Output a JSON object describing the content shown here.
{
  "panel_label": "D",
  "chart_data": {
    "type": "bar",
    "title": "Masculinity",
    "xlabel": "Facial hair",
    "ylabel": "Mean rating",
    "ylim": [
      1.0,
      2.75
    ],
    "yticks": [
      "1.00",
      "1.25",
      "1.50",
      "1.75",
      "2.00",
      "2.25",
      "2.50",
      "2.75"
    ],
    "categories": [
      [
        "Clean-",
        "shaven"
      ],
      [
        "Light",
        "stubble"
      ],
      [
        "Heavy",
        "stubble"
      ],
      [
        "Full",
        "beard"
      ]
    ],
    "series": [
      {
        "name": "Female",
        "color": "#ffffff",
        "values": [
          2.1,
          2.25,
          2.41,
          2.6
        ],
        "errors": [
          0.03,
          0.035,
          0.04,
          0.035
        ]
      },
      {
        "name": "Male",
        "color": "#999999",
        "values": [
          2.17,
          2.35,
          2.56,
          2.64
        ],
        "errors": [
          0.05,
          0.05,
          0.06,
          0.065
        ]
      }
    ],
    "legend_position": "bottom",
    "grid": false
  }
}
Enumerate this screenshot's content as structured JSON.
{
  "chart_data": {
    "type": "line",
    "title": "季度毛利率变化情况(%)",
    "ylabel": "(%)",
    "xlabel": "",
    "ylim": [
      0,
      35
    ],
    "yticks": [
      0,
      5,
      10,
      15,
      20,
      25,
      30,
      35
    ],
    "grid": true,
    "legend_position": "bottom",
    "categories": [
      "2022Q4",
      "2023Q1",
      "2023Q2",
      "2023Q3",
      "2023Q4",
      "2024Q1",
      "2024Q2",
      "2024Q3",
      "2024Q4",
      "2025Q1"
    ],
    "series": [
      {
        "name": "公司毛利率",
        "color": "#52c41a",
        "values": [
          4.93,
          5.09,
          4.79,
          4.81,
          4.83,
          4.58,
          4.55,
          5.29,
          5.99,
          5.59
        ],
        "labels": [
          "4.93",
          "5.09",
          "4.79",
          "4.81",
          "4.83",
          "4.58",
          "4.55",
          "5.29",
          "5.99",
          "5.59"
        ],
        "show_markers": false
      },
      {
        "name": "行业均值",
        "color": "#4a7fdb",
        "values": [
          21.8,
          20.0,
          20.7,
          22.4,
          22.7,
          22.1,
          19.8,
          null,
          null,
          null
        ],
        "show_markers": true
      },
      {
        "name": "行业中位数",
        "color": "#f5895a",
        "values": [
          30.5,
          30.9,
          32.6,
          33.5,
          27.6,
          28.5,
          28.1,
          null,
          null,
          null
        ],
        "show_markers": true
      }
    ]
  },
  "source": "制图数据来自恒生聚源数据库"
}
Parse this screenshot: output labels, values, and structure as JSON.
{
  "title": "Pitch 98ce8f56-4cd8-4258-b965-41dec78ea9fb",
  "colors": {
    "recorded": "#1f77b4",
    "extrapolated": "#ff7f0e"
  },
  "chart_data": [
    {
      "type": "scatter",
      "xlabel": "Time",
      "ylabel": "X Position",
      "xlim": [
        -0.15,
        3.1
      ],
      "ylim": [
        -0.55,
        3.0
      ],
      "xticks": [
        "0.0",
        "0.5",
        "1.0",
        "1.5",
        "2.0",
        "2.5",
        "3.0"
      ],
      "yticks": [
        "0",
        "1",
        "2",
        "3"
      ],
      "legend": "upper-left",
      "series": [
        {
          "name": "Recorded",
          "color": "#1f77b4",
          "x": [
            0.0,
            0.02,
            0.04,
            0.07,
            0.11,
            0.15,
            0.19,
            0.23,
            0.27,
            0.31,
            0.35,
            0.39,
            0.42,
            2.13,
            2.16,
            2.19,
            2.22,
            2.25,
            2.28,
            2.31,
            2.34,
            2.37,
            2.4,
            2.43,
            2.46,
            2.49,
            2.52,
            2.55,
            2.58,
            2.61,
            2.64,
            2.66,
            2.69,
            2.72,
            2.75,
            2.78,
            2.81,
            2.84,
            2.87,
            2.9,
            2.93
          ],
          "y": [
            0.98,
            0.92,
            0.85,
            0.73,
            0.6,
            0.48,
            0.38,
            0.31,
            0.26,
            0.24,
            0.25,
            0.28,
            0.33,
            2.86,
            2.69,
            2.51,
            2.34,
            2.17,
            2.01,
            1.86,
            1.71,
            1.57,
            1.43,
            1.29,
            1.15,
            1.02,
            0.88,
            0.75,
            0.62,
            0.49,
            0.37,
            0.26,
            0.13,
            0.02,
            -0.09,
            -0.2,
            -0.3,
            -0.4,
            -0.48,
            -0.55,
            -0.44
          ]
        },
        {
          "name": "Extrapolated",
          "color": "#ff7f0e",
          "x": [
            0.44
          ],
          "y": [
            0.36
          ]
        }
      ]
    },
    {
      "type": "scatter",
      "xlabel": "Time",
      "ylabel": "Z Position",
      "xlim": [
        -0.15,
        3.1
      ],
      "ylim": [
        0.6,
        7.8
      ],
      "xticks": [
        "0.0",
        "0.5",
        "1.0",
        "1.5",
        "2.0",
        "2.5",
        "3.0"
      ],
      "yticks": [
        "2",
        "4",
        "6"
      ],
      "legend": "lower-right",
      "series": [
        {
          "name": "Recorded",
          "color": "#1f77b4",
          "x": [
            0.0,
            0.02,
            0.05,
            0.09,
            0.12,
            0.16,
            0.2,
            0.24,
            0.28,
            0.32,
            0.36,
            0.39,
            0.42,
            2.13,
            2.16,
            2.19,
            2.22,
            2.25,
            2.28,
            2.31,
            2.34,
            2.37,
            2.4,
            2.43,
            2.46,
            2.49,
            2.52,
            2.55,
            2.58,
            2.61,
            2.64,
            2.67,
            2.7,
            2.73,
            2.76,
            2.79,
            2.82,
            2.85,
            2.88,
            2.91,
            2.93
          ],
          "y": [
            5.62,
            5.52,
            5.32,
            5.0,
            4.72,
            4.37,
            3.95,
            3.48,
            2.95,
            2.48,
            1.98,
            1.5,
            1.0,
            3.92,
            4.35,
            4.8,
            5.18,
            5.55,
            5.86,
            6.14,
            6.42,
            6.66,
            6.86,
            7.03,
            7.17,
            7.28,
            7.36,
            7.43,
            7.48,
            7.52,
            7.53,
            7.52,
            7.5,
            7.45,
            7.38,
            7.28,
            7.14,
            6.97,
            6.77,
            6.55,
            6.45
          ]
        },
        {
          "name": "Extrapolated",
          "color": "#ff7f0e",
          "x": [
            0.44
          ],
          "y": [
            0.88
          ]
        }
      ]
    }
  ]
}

Given exercise :: In the entries above, find each line with the word "xlabel" and show it.

Solved problem ::
    "xlabel": "Facial hair",
    "xlabel": "",
      "xlabel": "Time",
      "xlabel": "Time",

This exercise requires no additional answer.